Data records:

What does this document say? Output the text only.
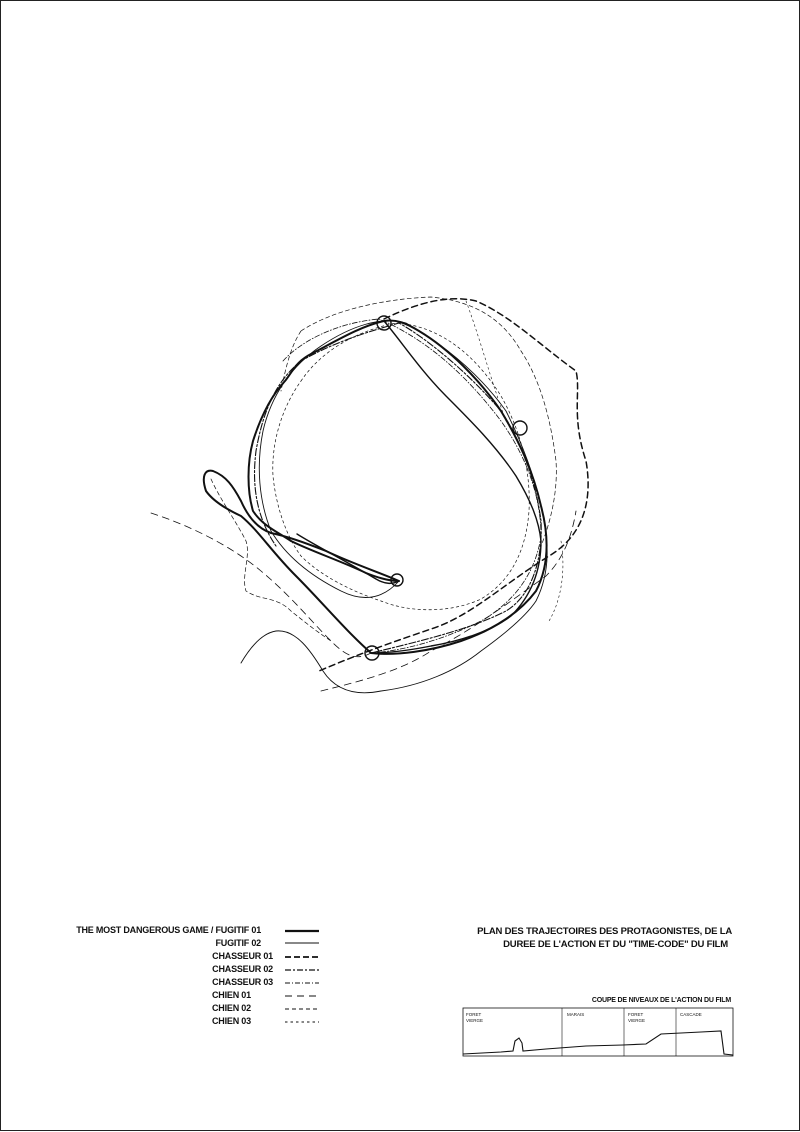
THE MOST DANGEROUS GAME / FUGITIF 01
FUGITIF 02
CHASSEUR 01
CHASSEUR 02
CHASSEUR 03
CHIEN 01
CHIEN 02
CHIEN 03
PLAN DES TRAJECTOIRES DES PROTAGONISTES, DE LA
DUREE DE L'ACTION ET DU "TIME-CODE" DU FILM
COUPE DE NIVEAUX DE L'ACTION DU FILM
FORET
VIERGE
MARAIS	FORET
VIERGE
CASCADE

● What to work on
Write out the data precisely as given, excluding the pictures.

● Solution for this task
What does this document say? Output the text only.
THE MOST DANGEROUS GAME / FUGITIF 01
FUGITIF 02
CHASSEUR 01
CHASSEUR 02
CHASSEUR 03
CHIEN 01
CHIEN 02
CHIEN 03
PLAN DES TRAJECTOIRES DES PROTAGONISTES, DE LA
DUREE DE L'ACTION ET DU "TIME-CODE" DU FILM
COUPE DE NIVEAUX DE L'ACTION DU FILM
FORET
VIERGE
MARAIS	FORET
VIERGE
CASCADE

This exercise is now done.